:: DATA SHOWN ::

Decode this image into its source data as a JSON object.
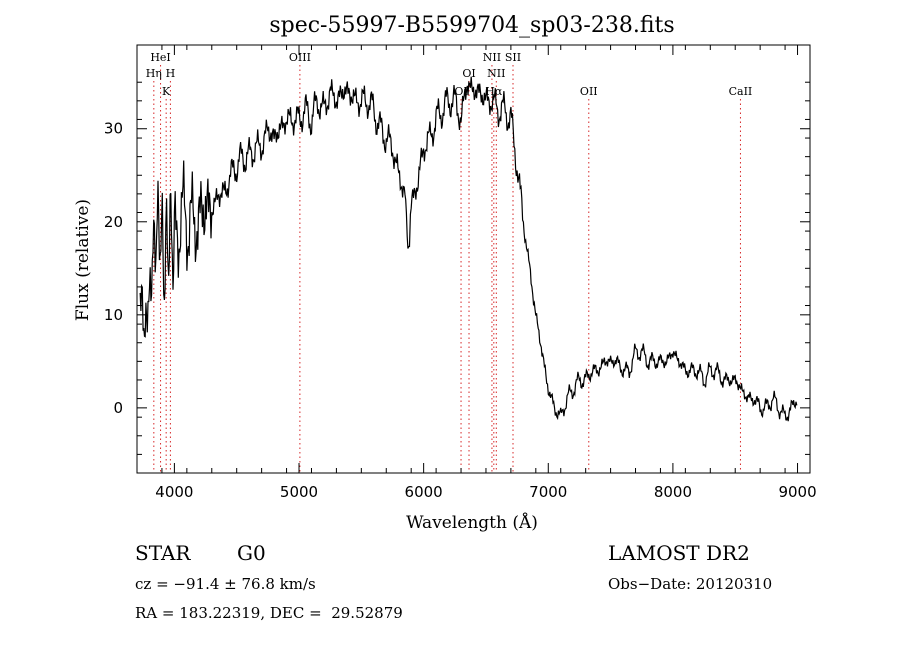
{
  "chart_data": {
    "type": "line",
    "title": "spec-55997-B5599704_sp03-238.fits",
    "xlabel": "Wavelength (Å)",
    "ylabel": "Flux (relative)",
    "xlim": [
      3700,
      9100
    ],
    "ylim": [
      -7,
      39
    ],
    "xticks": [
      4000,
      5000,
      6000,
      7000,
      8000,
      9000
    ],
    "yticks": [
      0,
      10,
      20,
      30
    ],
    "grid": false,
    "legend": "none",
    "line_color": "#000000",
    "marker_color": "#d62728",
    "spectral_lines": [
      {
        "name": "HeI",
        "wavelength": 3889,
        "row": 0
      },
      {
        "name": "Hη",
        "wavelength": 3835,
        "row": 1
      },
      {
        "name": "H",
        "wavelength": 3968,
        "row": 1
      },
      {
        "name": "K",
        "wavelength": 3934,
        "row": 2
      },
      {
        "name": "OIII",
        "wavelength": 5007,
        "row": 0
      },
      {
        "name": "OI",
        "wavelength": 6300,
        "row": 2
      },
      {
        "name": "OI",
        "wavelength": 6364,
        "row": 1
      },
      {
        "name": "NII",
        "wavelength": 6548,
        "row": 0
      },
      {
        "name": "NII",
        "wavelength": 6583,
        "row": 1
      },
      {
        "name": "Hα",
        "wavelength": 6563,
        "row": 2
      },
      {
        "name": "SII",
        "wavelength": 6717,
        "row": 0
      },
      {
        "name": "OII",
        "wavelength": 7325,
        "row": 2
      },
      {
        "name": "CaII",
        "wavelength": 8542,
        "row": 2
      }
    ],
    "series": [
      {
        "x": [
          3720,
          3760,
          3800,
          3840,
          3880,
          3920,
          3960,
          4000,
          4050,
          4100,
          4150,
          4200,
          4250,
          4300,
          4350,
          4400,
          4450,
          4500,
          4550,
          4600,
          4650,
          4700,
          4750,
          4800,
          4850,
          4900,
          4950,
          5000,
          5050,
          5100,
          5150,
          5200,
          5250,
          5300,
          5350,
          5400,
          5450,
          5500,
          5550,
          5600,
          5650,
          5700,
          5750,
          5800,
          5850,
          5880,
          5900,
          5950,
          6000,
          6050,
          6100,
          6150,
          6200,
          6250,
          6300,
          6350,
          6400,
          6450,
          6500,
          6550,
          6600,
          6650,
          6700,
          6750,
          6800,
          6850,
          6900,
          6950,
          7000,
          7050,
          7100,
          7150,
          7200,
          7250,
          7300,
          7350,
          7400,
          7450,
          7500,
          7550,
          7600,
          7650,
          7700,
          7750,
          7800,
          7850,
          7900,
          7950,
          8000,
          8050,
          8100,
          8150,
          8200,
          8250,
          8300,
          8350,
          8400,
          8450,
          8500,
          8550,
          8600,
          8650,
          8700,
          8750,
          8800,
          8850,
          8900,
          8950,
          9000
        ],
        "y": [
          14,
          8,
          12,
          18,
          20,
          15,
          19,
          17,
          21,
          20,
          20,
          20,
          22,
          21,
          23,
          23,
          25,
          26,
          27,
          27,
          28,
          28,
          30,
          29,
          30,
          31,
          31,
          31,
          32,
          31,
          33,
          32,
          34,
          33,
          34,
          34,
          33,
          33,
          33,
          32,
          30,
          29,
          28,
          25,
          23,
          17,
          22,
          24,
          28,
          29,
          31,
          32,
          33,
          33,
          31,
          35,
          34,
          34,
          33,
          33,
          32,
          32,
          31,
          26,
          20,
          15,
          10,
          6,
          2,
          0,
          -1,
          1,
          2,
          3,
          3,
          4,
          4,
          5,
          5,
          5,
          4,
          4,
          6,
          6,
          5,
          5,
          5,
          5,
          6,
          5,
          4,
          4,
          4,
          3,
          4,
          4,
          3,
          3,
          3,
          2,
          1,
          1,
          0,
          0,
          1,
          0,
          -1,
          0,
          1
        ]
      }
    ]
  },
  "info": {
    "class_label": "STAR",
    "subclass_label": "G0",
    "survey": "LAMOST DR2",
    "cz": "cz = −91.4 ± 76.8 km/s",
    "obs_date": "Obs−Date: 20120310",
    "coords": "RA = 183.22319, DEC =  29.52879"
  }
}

:::

Transcribe each entry above exactly, apart from the pictures.

Decode this image into its source data as a JSON object.
{
  "chart_data": {
    "type": "line",
    "title": "spec-55997-B5599704_sp03-238.fits",
    "xlabel": "Wavelength (Å)",
    "ylabel": "Flux (relative)",
    "xlim": [
      3700,
      9100
    ],
    "ylim": [
      -7,
      39
    ],
    "xticks": [
      4000,
      5000,
      6000,
      7000,
      8000,
      9000
    ],
    "yticks": [
      0,
      10,
      20,
      30
    ],
    "grid": false,
    "legend": "none",
    "line_color": "#000000",
    "marker_color": "#d62728",
    "spectral_lines": [
      {
        "name": "HeI",
        "wavelength": 3889,
        "row": 0
      },
      {
        "name": "Hη",
        "wavelength": 3835,
        "row": 1
      },
      {
        "name": "H",
        "wavelength": 3968,
        "row": 1
      },
      {
        "name": "K",
        "wavelength": 3934,
        "row": 2
      },
      {
        "name": "OIII",
        "wavelength": 5007,
        "row": 0
      },
      {
        "name": "OI",
        "wavelength": 6300,
        "row": 2
      },
      {
        "name": "OI",
        "wavelength": 6364,
        "row": 1
      },
      {
        "name": "NII",
        "wavelength": 6548,
        "row": 0
      },
      {
        "name": "NII",
        "wavelength": 6583,
        "row": 1
      },
      {
        "name": "Hα",
        "wavelength": 6563,
        "row": 2
      },
      {
        "name": "SII",
        "wavelength": 6717,
        "row": 0
      },
      {
        "name": "OII",
        "wavelength": 7325,
        "row": 2
      },
      {
        "name": "CaII",
        "wavelength": 8542,
        "row": 2
      }
    ],
    "series": [
      {
        "x": [
          3720,
          3760,
          3800,
          3840,
          3880,
          3920,
          3960,
          4000,
          4050,
          4100,
          4150,
          4200,
          4250,
          4300,
          4350,
          4400,
          4450,
          4500,
          4550,
          4600,
          4650,
          4700,
          4750,
          4800,
          4850,
          4900,
          4950,
          5000,
          5050,
          5100,
          5150,
          5200,
          5250,
          5300,
          5350,
          5400,
          5450,
          5500,
          5550,
          5600,
          5650,
          5700,
          5750,
          5800,
          5850,
          5880,
          5900,
          5950,
          6000,
          6050,
          6100,
          6150,
          6200,
          6250,
          6300,
          6350,
          6400,
          6450,
          6500,
          6550,
          6600,
          6650,
          6700,
          6750,
          6800,
          6850,
          6900,
          6950,
          7000,
          7050,
          7100,
          7150,
          7200,
          7250,
          7300,
          7350,
          7400,
          7450,
          7500,
          7550,
          7600,
          7650,
          7700,
          7750,
          7800,
          7850,
          7900,
          7950,
          8000,
          8050,
          8100,
          8150,
          8200,
          8250,
          8300,
          8350,
          8400,
          8450,
          8500,
          8550,
          8600,
          8650,
          8700,
          8750,
          8800,
          8850,
          8900,
          8950,
          9000
        ],
        "y": [
          14,
          8,
          12,
          18,
          20,
          15,
          19,
          17,
          21,
          20,
          20,
          20,
          22,
          21,
          23,
          23,
          25,
          26,
          27,
          27,
          28,
          28,
          30,
          29,
          30,
          31,
          31,
          31,
          32,
          31,
          33,
          32,
          34,
          33,
          34,
          34,
          33,
          33,
          33,
          32,
          30,
          29,
          28,
          25,
          23,
          17,
          22,
          24,
          28,
          29,
          31,
          32,
          33,
          33,
          31,
          35,
          34,
          34,
          33,
          33,
          32,
          32,
          31,
          26,
          20,
          15,
          10,
          6,
          2,
          0,
          -1,
          1,
          2,
          3,
          3,
          4,
          4,
          5,
          5,
          5,
          4,
          4,
          6,
          6,
          5,
          5,
          5,
          5,
          6,
          5,
          4,
          4,
          4,
          3,
          4,
          4,
          3,
          3,
          3,
          2,
          1,
          1,
          0,
          0,
          1,
          0,
          -1,
          0,
          1
        ]
      }
    ]
  },
  "info": {
    "class_label": "STAR",
    "subclass_label": "G0",
    "survey": "LAMOST DR2",
    "cz": "cz = −91.4 ± 76.8 km/s",
    "obs_date": "Obs−Date: 20120310",
    "coords": "RA = 183.22319, DEC =  29.52879"
  }
}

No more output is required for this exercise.